* DATASET ENTRIES:
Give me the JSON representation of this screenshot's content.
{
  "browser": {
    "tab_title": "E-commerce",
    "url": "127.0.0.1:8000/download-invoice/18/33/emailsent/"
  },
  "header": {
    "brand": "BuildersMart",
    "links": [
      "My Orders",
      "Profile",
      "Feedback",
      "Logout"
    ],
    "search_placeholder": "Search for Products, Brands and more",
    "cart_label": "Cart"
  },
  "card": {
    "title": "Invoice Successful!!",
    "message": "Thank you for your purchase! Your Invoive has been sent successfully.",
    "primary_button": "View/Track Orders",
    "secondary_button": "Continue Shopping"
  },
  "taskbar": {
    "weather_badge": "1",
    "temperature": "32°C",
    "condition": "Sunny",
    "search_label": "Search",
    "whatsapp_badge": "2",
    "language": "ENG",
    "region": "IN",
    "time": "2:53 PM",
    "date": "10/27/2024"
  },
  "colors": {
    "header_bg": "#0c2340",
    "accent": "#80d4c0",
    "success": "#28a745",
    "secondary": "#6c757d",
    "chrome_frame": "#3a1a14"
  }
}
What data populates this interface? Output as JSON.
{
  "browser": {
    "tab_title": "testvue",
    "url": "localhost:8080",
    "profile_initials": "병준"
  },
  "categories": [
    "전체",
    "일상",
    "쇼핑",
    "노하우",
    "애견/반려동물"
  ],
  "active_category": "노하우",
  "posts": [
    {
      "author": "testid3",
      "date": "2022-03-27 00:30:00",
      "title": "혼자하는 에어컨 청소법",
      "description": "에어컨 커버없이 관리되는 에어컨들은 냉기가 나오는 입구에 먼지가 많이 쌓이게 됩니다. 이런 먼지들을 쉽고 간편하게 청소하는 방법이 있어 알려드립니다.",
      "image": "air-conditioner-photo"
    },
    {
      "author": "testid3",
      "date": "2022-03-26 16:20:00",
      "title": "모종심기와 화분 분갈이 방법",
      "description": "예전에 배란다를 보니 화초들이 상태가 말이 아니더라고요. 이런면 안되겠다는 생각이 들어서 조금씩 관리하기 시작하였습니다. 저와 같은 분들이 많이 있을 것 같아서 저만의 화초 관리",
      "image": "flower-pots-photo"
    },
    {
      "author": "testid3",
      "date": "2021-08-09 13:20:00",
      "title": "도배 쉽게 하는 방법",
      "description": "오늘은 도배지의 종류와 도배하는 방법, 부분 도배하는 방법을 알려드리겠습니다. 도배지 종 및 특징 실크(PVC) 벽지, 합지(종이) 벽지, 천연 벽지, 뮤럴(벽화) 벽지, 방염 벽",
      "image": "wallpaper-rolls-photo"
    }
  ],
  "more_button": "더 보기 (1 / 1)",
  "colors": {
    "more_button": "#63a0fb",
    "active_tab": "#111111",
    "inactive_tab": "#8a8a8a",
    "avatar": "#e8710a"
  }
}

* STATED GOAL: Report all lines of the data that include the word "JSON".

* FINAL RESULT:
Give me the JSON representation of this screenshot's content.
What data populates this interface? Output as JSON.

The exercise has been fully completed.